Some records -
>>

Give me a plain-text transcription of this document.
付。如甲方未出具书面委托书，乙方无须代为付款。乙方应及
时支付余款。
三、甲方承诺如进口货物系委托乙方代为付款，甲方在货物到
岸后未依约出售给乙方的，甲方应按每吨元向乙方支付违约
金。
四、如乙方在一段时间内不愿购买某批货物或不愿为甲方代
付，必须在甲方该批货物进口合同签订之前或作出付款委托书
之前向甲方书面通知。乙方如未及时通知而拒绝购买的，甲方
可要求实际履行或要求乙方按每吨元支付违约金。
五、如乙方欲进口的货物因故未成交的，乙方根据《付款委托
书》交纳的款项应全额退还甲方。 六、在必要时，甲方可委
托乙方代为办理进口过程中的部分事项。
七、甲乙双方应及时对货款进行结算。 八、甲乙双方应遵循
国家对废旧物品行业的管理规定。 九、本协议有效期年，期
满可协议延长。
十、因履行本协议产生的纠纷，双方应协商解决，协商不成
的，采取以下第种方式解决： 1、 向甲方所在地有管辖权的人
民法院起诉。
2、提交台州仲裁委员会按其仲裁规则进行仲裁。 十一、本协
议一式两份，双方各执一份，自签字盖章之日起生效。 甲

<<

YOUR GOAL - Copy every record exactly, with nothing added or dropped.

TASK SOLUTION -
Give me a plain-text transcription of this document.
付。如甲方未出具书面委托书，乙方无须代为付款。乙方应及
时支付余款。
三、甲方承诺如进口货物系委托乙方代为付款，甲方在货物到
岸后未依约出售给乙方的，甲方应按每吨元向乙方支付违约
金。
四、如乙方在一段时间内不愿购买某批货物或不愿为甲方代
付，必须在甲方该批货物进口合同签订之前或作出付款委托书
之前向甲方书面通知。乙方如未及时通知而拒绝购买的，甲方
可要求实际履行或要求乙方按每吨元支付违约金。
五、如乙方欲进口的货物因故未成交的，乙方根据《付款委托
书》交纳的款项应全额退还甲方。 六、在必要时，甲方可委
托乙方代为办理进口过程中的部分事项。
七、甲乙双方应及时对货款进行结算。 八、甲乙双方应遵循
国家对废旧物品行业的管理规定。 九、本协议有效期年，期
满可协议延长。
十、因履行本协议产生的纠纷，双方应协商解决，协商不成
的，采取以下第种方式解决： 1、 向甲方所在地有管辖权的人
民法院起诉。
2、提交台州仲裁委员会按其仲裁规则进行仲裁。 十一、本协
议一式两份，双方各执一份，自签字盖章之日起生效。 甲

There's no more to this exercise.